## Task prompt:
Output every entry exactly, from the first line to the last.

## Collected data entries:
****

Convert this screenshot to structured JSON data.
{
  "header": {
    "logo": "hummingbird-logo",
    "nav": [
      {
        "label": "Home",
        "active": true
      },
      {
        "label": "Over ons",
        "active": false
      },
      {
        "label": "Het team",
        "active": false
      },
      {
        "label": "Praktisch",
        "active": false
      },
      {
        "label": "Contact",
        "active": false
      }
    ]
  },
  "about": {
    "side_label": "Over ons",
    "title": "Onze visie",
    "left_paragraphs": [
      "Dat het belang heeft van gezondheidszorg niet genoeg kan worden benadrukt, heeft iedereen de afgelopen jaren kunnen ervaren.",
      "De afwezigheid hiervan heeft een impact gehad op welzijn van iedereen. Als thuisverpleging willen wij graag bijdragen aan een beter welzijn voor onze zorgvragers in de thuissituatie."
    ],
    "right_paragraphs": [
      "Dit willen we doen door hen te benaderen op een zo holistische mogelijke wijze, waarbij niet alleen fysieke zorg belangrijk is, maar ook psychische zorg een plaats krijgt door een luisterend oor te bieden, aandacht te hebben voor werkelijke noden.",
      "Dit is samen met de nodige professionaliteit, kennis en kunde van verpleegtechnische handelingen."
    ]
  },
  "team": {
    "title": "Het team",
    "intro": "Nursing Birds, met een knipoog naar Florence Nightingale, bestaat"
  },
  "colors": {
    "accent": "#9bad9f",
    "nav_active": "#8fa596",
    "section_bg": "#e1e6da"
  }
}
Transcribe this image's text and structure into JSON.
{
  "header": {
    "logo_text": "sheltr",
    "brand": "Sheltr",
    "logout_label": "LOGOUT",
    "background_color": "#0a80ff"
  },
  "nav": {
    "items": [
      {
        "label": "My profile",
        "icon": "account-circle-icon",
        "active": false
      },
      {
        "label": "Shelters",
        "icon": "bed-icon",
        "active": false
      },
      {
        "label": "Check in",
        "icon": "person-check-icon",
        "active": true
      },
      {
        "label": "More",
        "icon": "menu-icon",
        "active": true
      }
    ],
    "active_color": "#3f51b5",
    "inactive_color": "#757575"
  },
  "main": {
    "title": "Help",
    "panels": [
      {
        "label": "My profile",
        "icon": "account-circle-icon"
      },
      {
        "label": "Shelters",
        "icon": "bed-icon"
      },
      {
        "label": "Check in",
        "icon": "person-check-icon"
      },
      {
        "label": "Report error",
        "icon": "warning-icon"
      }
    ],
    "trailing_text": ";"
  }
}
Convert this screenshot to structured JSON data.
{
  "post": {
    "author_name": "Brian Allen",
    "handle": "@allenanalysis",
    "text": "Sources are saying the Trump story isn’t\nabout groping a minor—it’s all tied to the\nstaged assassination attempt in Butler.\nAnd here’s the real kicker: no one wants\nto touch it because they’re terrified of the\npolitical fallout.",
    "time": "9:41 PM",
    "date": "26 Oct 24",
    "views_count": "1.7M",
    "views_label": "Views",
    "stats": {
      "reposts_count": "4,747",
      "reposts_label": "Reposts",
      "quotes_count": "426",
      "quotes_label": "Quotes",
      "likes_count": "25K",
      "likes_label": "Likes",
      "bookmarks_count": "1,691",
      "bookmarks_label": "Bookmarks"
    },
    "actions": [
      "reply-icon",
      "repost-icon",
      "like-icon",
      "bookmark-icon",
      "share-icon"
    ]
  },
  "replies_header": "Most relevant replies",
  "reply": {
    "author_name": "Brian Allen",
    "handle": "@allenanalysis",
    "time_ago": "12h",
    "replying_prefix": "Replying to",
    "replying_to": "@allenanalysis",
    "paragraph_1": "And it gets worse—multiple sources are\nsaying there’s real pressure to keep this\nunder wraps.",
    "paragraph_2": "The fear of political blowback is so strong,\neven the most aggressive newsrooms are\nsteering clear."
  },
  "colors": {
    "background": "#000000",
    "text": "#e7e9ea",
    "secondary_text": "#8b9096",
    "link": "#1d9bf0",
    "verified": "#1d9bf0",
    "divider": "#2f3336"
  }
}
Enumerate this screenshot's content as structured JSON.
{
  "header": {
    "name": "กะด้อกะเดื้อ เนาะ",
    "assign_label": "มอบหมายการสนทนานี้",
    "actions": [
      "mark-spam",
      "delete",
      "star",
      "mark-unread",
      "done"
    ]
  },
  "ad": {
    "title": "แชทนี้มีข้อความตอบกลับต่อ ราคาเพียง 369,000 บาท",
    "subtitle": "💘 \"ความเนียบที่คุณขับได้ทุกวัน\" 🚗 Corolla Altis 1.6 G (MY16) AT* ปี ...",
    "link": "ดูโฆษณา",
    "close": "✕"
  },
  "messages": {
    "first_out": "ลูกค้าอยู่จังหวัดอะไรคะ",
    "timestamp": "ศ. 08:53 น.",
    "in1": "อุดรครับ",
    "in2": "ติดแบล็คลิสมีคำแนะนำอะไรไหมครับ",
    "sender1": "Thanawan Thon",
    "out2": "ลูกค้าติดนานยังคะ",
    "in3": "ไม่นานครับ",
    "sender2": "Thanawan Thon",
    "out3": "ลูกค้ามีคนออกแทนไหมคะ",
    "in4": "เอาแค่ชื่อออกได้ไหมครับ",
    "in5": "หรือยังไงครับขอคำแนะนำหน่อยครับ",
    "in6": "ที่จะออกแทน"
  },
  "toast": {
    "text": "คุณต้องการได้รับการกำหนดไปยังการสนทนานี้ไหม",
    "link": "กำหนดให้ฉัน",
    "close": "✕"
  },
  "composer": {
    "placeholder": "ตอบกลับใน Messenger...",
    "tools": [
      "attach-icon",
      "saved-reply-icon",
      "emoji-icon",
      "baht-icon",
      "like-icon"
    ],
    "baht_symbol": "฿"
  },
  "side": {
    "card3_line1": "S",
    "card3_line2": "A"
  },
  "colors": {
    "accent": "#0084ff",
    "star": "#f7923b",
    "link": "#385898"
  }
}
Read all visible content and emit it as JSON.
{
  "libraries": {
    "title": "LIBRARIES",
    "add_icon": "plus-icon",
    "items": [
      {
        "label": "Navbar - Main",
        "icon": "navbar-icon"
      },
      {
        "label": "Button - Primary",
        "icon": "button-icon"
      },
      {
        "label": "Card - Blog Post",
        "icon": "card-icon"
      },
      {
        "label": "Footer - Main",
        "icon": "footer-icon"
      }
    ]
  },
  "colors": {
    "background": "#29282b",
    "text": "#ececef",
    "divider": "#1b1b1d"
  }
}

****

## Answer below:
Convert this screenshot to structured JSON data.
{
  "header": {
    "logo": "hummingbird-logo",
    "nav": [
      {
        "label": "Home",
        "active": true
      },
      {
        "label": "Over ons",
        "active": false
      },
      {
        "label": "Het team",
        "active": false
      },
      {
        "label": "Praktisch",
        "active": false
      },
      {
        "label": "Contact",
        "active": false
      }
    ]
  },
  "about": {
    "side_label": "Over ons",
    "title": "Onze visie",
    "left_paragraphs": [
      "Dat het belang heeft van gezondheidszorg niet genoeg kan worden benadrukt, heeft iedereen de afgelopen jaren kunnen ervaren.",
      "De afwezigheid hiervan heeft een impact gehad op welzijn van iedereen. Als thuisverpleging willen wij graag bijdragen aan een beter welzijn voor onze zorgvragers in de thuissituatie."
    ],
    "right_paragraphs": [
      "Dit willen we doen door hen te benaderen op een zo holistische mogelijke wijze, waarbij niet alleen fysieke zorg belangrijk is, maar ook psychische zorg een plaats krijgt door een luisterend oor te bieden, aandacht te hebben voor werkelijke noden.",
      "Dit is samen met de nodige professionaliteit, kennis en kunde van verpleegtechnische handelingen."
    ]
  },
  "team": {
    "title": "Het team",
    "intro": "Nursing Birds, met een knipoog naar Florence Nightingale, bestaat"
  },
  "colors": {
    "accent": "#9bad9f",
    "nav_active": "#8fa596",
    "section_bg": "#e1e6da"
  }
}
Transcribe this image's text and structure into JSON.
{
  "header": {
    "logo_text": "sheltr",
    "brand": "Sheltr",
    "logout_label": "LOGOUT",
    "background_color": "#0a80ff"
  },
  "nav": {
    "items": [
      {
        "label": "My profile",
        "icon": "account-circle-icon",
        "active": false
      },
      {
        "label": "Shelters",
        "icon": "bed-icon",
        "active": false
      },
      {
        "label": "Check in",
        "icon": "person-check-icon",
        "active": true
      },
      {
        "label": "More",
        "icon": "menu-icon",
        "active": true
      }
    ],
    "active_color": "#3f51b5",
    "inactive_color": "#757575"
  },
  "main": {
    "title": "Help",
    "panels": [
      {
        "label": "My profile",
        "icon": "account-circle-icon"
      },
      {
        "label": "Shelters",
        "icon": "bed-icon"
      },
      {
        "label": "Check in",
        "icon": "person-check-icon"
      },
      {
        "label": "Report error",
        "icon": "warning-icon"
      }
    ],
    "trailing_text": ";"
  }
}
Convert this screenshot to structured JSON data.
{
  "post": {
    "author_name": "Brian Allen",
    "handle": "@allenanalysis",
    "text": "Sources are saying the Trump story isn’t\nabout groping a minor—it’s all tied to the\nstaged assassination attempt in Butler.\nAnd here’s the real kicker: no one wants\nto touch it because they’re terrified of the\npolitical fallout.",
    "time": "9:41 PM",
    "date": "26 Oct 24",
    "views_count": "1.7M",
    "views_label": "Views",
    "stats": {
      "reposts_count": "4,747",
      "reposts_label": "Reposts",
      "quotes_count": "426",
      "quotes_label": "Quotes",
      "likes_count": "25K",
      "likes_label": "Likes",
      "bookmarks_count": "1,691",
      "bookmarks_label": "Bookmarks"
    },
    "actions": [
      "reply-icon",
      "repost-icon",
      "like-icon",
      "bookmark-icon",
      "share-icon"
    ]
  },
  "replies_header": "Most relevant replies",
  "reply": {
    "author_name": "Brian Allen",
    "handle": "@allenanalysis",
    "time_ago": "12h",
    "replying_prefix": "Replying to",
    "replying_to": "@allenanalysis",
    "paragraph_1": "And it gets worse—multiple sources are\nsaying there’s real pressure to keep this\nunder wraps.",
    "paragraph_2": "The fear of political blowback is so strong,\neven the most aggressive newsrooms are\nsteering clear."
  },
  "colors": {
    "background": "#000000",
    "text": "#e7e9ea",
    "secondary_text": "#8b9096",
    "link": "#1d9bf0",
    "verified": "#1d9bf0",
    "divider": "#2f3336"
  }
}
Enumerate this screenshot's content as structured JSON.
{
  "header": {
    "name": "กะด้อกะเดื้อ เนาะ",
    "assign_label": "มอบหมายการสนทนานี้",
    "actions": [
      "mark-spam",
      "delete",
      "star",
      "mark-unread",
      "done"
    ]
  },
  "ad": {
    "title": "แชทนี้มีข้อความตอบกลับต่อ ราคาเพียง 369,000 บาท",
    "subtitle": "💘 \"ความเนียบที่คุณขับได้ทุกวัน\" 🚗 Corolla Altis 1.6 G (MY16) AT* ปี ...",
    "link": "ดูโฆษณา",
    "close": "✕"
  },
  "messages": {
    "first_out": "ลูกค้าอยู่จังหวัดอะไรคะ",
    "timestamp": "ศ. 08:53 น.",
    "in1": "อุดรครับ",
    "in2": "ติดแบล็คลิสมีคำแนะนำอะไรไหมครับ",
    "sender1": "Thanawan Thon",
    "out2": "ลูกค้าติดนานยังคะ",
    "in3": "ไม่นานครับ",
    "sender2": "Thanawan Thon",
    "out3": "ลูกค้ามีคนออกแทนไหมคะ",
    "in4": "เอาแค่ชื่อออกได้ไหมครับ",
    "in5": "หรือยังไงครับขอคำแนะนำหน่อยครับ",
    "in6": "ที่จะออกแทน"
  },
  "toast": {
    "text": "คุณต้องการได้รับการกำหนดไปยังการสนทนานี้ไหม",
    "link": "กำหนดให้ฉัน",
    "close": "✕"
  },
  "composer": {
    "placeholder": "ตอบกลับใน Messenger...",
    "tools": [
      "attach-icon",
      "saved-reply-icon",
      "emoji-icon",
      "baht-icon",
      "like-icon"
    ],
    "baht_symbol": "฿"
  },
  "side": {
    "card3_line1": "S",
    "card3_line2": "A"
  },
  "colors": {
    "accent": "#0084ff",
    "star": "#f7923b",
    "link": "#385898"
  }
}
Read all visible content and emit it as JSON.
{
  "libraries": {
    "title": "LIBRARIES",
    "add_icon": "plus-icon",
    "items": [
      {
        "label": "Navbar - Main",
        "icon": "navbar-icon"
      },
      {
        "label": "Button - Primary",
        "icon": "button-icon"
      },
      {
        "label": "Card - Blog Post",
        "icon": "card-icon"
      },
      {
        "label": "Footer - Main",
        "icon": "footer-icon"
      }
    ]
  },
  "colors": {
    "background": "#29282b",
    "text": "#ececef",
    "divider": "#1b1b1d"
  }
}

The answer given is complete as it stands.